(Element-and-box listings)

** Begin **

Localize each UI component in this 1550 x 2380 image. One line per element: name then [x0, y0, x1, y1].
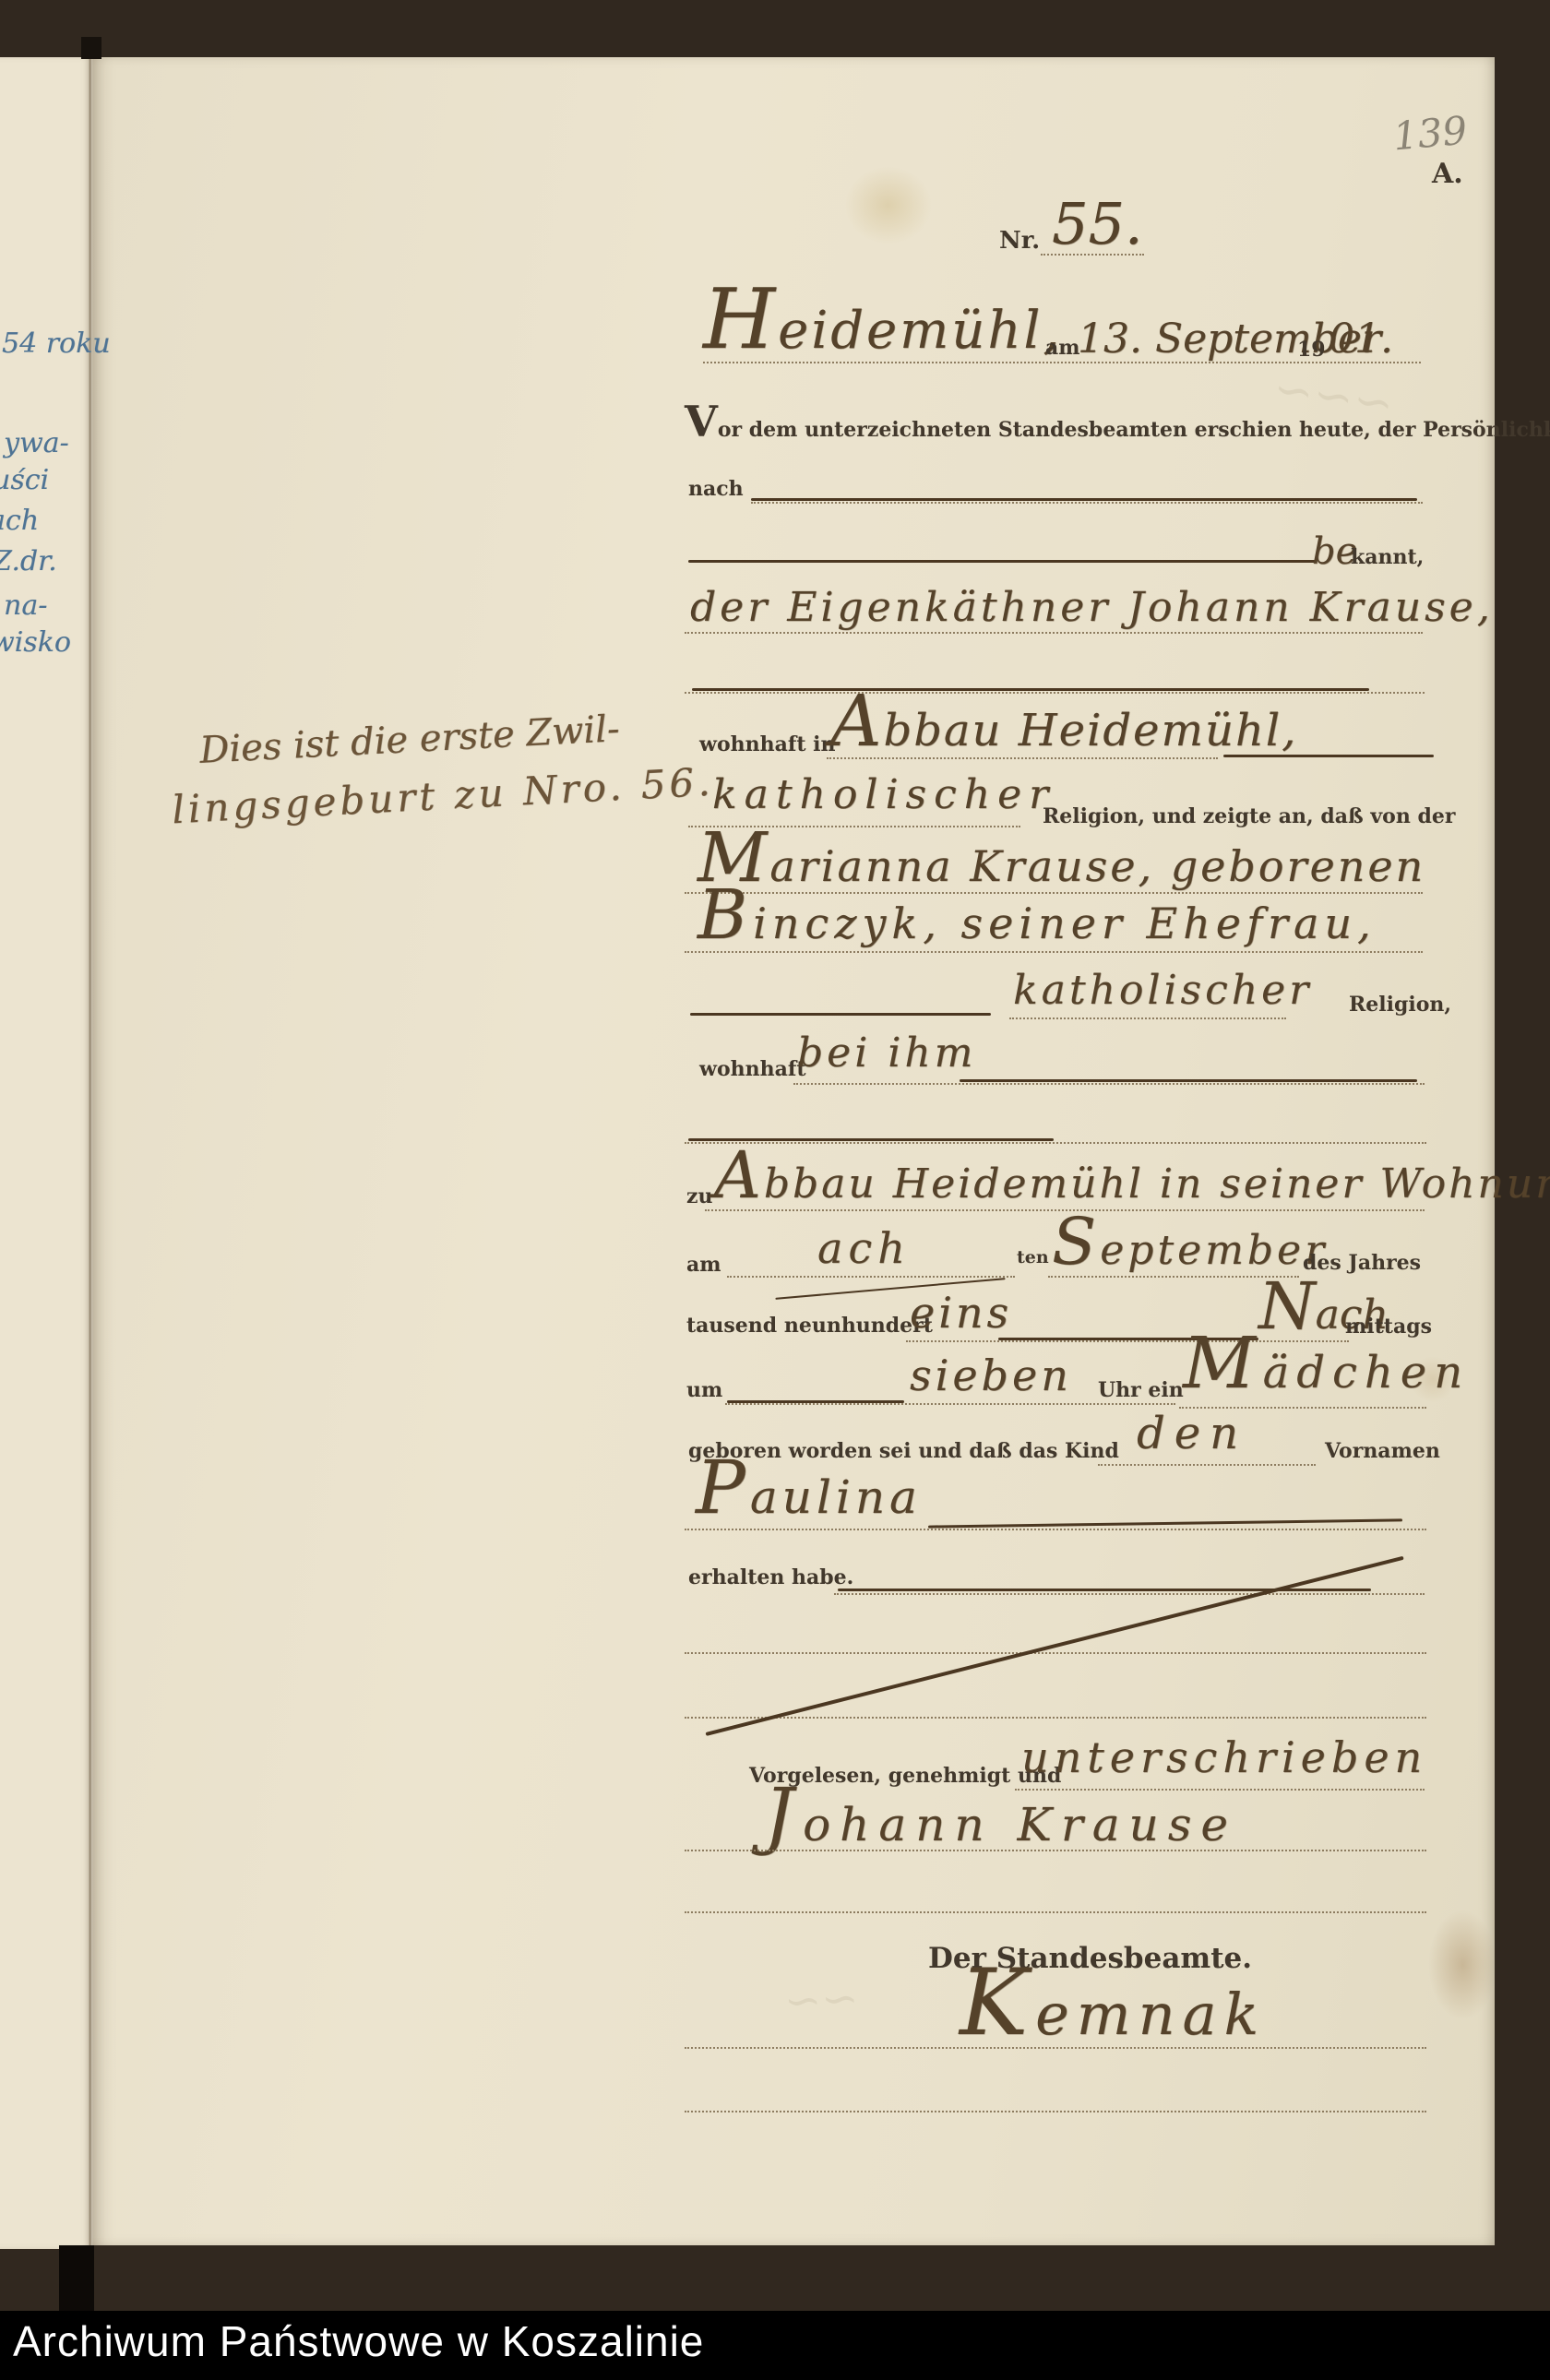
nach-label: nach — [688, 479, 744, 499]
child-sex-entry: Mädchen — [1183, 1351, 1470, 1395]
ink-stroke — [960, 1079, 1417, 1082]
gutter-shadow — [59, 2245, 94, 2312]
ruled-line — [685, 1911, 1426, 1913]
ink-bleed-ghost: ∽∽ — [783, 1972, 860, 2028]
ruled-line — [685, 1142, 1426, 1144]
ink-stroke — [688, 560, 1316, 563]
first-name-entry: Paulina — [696, 1473, 922, 1520]
ruled-line — [834, 1593, 1425, 1595]
ruled-line — [685, 692, 1425, 694]
ruled-line — [685, 892, 1423, 894]
mother-name-entry: Marianna Krause, geborenen — [698, 845, 1425, 887]
birth-day-entry: ach — [817, 1227, 911, 1269]
hour-entry: sieben — [910, 1354, 1072, 1397]
section-letter: A. — [1432, 161, 1463, 188]
document-scan: { "corner": { "page_number_pencil": "139… — [0, 0, 1550, 2380]
des-jahres-label: des Jahres — [1303, 1253, 1421, 1273]
religion1-entry: katholischer — [712, 775, 1055, 815]
erhalten-label: erhalten habe. — [688, 1567, 853, 1588]
ruled-line — [685, 1652, 1426, 1654]
mother-maiden-entry: Binczyk, seiner Ehefrau, — [698, 902, 1377, 945]
ten-label: ten — [1017, 1249, 1049, 1267]
declarant-entry: der Eigenkäthner Johann Krause, — [690, 588, 1494, 628]
prev-page-fragment: na- — [4, 592, 47, 620]
ruled-line — [685, 951, 1423, 953]
religion2-entry: katholischer — [1013, 970, 1312, 1011]
ruled-line — [1009, 1017, 1286, 1019]
uhr-ein-label: Uhr ein — [1098, 1380, 1184, 1400]
prev-page-fragment: uści — [0, 467, 49, 494]
registrar-signature: Kemnak — [960, 1985, 1266, 2043]
place-entry: Heidemühl, — [703, 304, 1062, 357]
geboren-label: geboren worden sei und daß das Kind — [688, 1441, 1119, 1461]
ruled-line — [703, 362, 1421, 363]
year-entry: 01. — [1329, 319, 1393, 360]
ink-stroke — [838, 1589, 1371, 1591]
ruled-line — [1098, 1464, 1316, 1466]
page-number-pencil: 139 — [1391, 108, 1469, 160]
wohnhaft-in-label: wohnhaft in — [699, 734, 836, 755]
ruled-line — [685, 632, 1423, 634]
ruled-line — [685, 1850, 1426, 1851]
ruled-line — [751, 502, 1423, 504]
vornamen-label: Vornamen — [1325, 1441, 1440, 1461]
religion2-label: Religion, — [1349, 994, 1451, 1015]
form-intro-line: Vor dem unterzeichneten Standesbeamten e… — [685, 411, 1550, 440]
birth-place-entry: Abbau Heidemühl in seiner Wohnung — [714, 1162, 1550, 1205]
birth-month-entry: September — [1052, 1229, 1328, 1271]
prev-page-fragment: ywa- — [4, 430, 69, 458]
ruled-line — [906, 1340, 1349, 1342]
ink-stroke — [1223, 755, 1434, 757]
residence-entry: Abbau Heidemühl, — [830, 708, 1297, 753]
gutter-notch — [81, 37, 101, 59]
prev-page-fragment: Z.dr. — [0, 548, 57, 576]
year-printed: 19 — [1297, 339, 1326, 360]
um-label: um — [686, 1380, 722, 1400]
record-number-label: Nr. — [999, 229, 1040, 253]
am2-label: am — [686, 1255, 721, 1275]
record-number-value: 55. — [1052, 196, 1143, 253]
mittags-label: mittags — [1345, 1316, 1432, 1337]
prev-page-fragment: 54 roku — [2, 330, 111, 358]
ruled-line — [685, 1717, 1426, 1719]
tausend-label: tausend neunhundert — [686, 1315, 933, 1336]
am-label: am — [1045, 338, 1080, 358]
prev-page-fragment: wisko — [0, 629, 71, 657]
ruled-line — [827, 757, 1218, 759]
den-entry: den — [1137, 1411, 1247, 1456]
ink-stroke — [690, 1013, 991, 1016]
zu-label: zu — [686, 1186, 713, 1207]
ink-stroke — [751, 498, 1417, 501]
wohnhaft-entry: bei ihm — [797, 1033, 976, 1074]
ruled-line — [1041, 254, 1144, 256]
kannt-label: kannt, — [1351, 547, 1424, 567]
ink-stroke — [692, 688, 1369, 691]
ruled-line — [725, 1403, 1175, 1405]
archive-watermark-bar: Archiwum Państwowe w Koszalinie — [0, 2311, 1550, 2380]
declarant-signature: Johann Krause — [764, 1801, 1237, 1848]
wohnhaft-label: wohnhaft — [699, 1059, 805, 1079]
binding-crease — [89, 57, 93, 2248]
ruled-line — [685, 2047, 1426, 2049]
unterschrieben-entry: unterschrieben — [1021, 1736, 1427, 1779]
year-word-entry: eins — [910, 1291, 1012, 1334]
ruled-line — [727, 1276, 1015, 1278]
ruled-line — [1015, 1789, 1425, 1791]
ruled-line — [685, 2111, 1426, 2112]
religion1-label: Religion, und zeigte an, daß von der — [1043, 806, 1455, 827]
prev-page-fragment: ach — [0, 507, 39, 535]
ruled-line — [685, 1529, 1426, 1530]
archive-name: Archiwum Państwowe w Koszalinie — [13, 2316, 704, 2366]
ruled-line — [793, 1083, 1425, 1085]
previous-page-edge — [0, 57, 92, 2249]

** End **

• [Requirements] Update every item above by changing each "ruled-line" to "guide-line" and keeping everything else the same. Leave the pictures out of your answer.

• [Answer to the problem]
Localize each UI component in this 1550 x 2380 image. One line per element: name then [x0, y0, x1, y1].
nach-label: nach — [688, 479, 744, 499]
child-sex-entry: Mädchen — [1183, 1351, 1470, 1395]
ink-stroke — [960, 1079, 1417, 1082]
gutter-shadow — [59, 2245, 94, 2312]
guide-line — [685, 1911, 1426, 1913]
ink-bleed-ghost: ∽∽ — [783, 1972, 860, 2028]
guide-line — [685, 1142, 1426, 1144]
ink-stroke — [688, 560, 1316, 563]
first-name-entry: Paulina — [696, 1473, 922, 1520]
guide-line — [834, 1593, 1425, 1595]
guide-line — [685, 692, 1425, 694]
guide-line — [685, 892, 1423, 894]
mother-name-entry: Marianna Krause, geborenen — [698, 845, 1425, 887]
birth-day-entry: ach — [817, 1227, 911, 1269]
hour-entry: sieben — [910, 1354, 1072, 1397]
section-letter: A. — [1432, 161, 1463, 188]
document-scan: { "corner": { "page_number_pencil": "139… — [0, 0, 1550, 2380]
des-jahres-label: des Jahres — [1303, 1253, 1421, 1273]
religion1-entry: katholischer — [712, 775, 1055, 815]
erhalten-label: erhalten habe. — [688, 1567, 853, 1588]
guide-line — [685, 1652, 1426, 1654]
mother-maiden-entry: Binczyk, seiner Ehefrau, — [698, 902, 1377, 945]
ten-label: ten — [1017, 1249, 1049, 1267]
declarant-entry: der Eigenkäthner Johann Krause, — [690, 588, 1494, 628]
prev-page-fragment: na- — [4, 592, 47, 620]
guide-line — [685, 951, 1423, 953]
religion2-entry: katholischer — [1013, 970, 1312, 1011]
guide-line — [1009, 1017, 1286, 1019]
uhr-ein-label: Uhr ein — [1098, 1380, 1184, 1400]
prev-page-fragment: uści — [0, 467, 49, 494]
registrar-signature: Kemnak — [960, 1985, 1266, 2043]
place-entry: Heidemühl, — [703, 304, 1062, 357]
geboren-label: geboren worden sei und daß das Kind — [688, 1441, 1119, 1461]
guide-line — [703, 362, 1421, 363]
year-entry: 01. — [1329, 319, 1393, 360]
ink-stroke — [838, 1589, 1371, 1591]
guide-line — [1098, 1464, 1316, 1466]
page-number-pencil: 139 — [1391, 108, 1469, 160]
wohnhaft-in-label: wohnhaft in — [699, 734, 836, 755]
guide-line — [685, 632, 1423, 634]
guide-line — [685, 1850, 1426, 1851]
guide-line — [751, 502, 1423, 504]
vornamen-label: Vornamen — [1325, 1441, 1440, 1461]
religion2-label: Religion, — [1349, 994, 1451, 1015]
form-intro-line: Vor dem unterzeichneten Standesbeamten e… — [685, 411, 1550, 440]
birth-place-entry: Abbau Heidemühl in seiner Wohnung — [714, 1162, 1550, 1205]
birth-month-entry: September — [1052, 1229, 1328, 1271]
prev-page-fragment: ywa- — [4, 430, 69, 458]
guide-line — [906, 1340, 1349, 1342]
ink-stroke — [1223, 755, 1434, 757]
residence-entry: Abbau Heidemühl, — [830, 708, 1297, 753]
gutter-notch — [81, 37, 101, 59]
prev-page-fragment: Z.dr. — [0, 548, 57, 576]
year-printed: 19 — [1297, 339, 1326, 360]
um-label: um — [686, 1380, 722, 1400]
record-number-label: Nr. — [999, 229, 1040, 253]
am2-label: am — [686, 1255, 721, 1275]
record-number-value: 55. — [1052, 196, 1143, 253]
mittags-label: mittags — [1345, 1316, 1432, 1337]
prev-page-fragment: 54 roku — [2, 330, 111, 358]
guide-line — [685, 1717, 1426, 1719]
tausend-label: tausend neunhundert — [686, 1315, 933, 1336]
am-label: am — [1045, 338, 1080, 358]
prev-page-fragment: wisko — [0, 629, 71, 657]
guide-line — [827, 757, 1218, 759]
den-entry: den — [1137, 1411, 1247, 1456]
ink-stroke — [690, 1013, 991, 1016]
zu-label: zu — [686, 1186, 713, 1207]
ink-stroke — [751, 498, 1417, 501]
wohnhaft-entry: bei ihm — [797, 1033, 976, 1074]
guide-line — [1041, 254, 1144, 256]
kannt-label: kannt, — [1351, 547, 1424, 567]
ink-stroke — [692, 688, 1369, 691]
guide-line — [725, 1403, 1175, 1405]
archive-watermark-bar: Archiwum Państwowe w Koszalinie — [0, 2311, 1550, 2380]
declarant-signature: Johann Krause — [764, 1801, 1237, 1848]
wohnhaft-label: wohnhaft — [699, 1059, 805, 1079]
binding-crease — [89, 57, 93, 2248]
guide-line — [685, 2047, 1426, 2049]
unterschrieben-entry: unterschrieben — [1021, 1736, 1427, 1779]
year-word-entry: eins — [910, 1291, 1012, 1334]
guide-line — [727, 1276, 1015, 1278]
guide-line — [1015, 1789, 1425, 1791]
guide-line — [685, 2111, 1426, 2112]
religion1-label: Religion, und zeigte an, daß von der — [1043, 806, 1455, 827]
prev-page-fragment: ach — [0, 507, 39, 535]
guide-line — [685, 1529, 1426, 1530]
archive-name: Archiwum Państwowe w Koszalinie — [13, 2316, 704, 2366]
guide-line — [793, 1083, 1425, 1085]
previous-page-edge — [0, 57, 92, 2249]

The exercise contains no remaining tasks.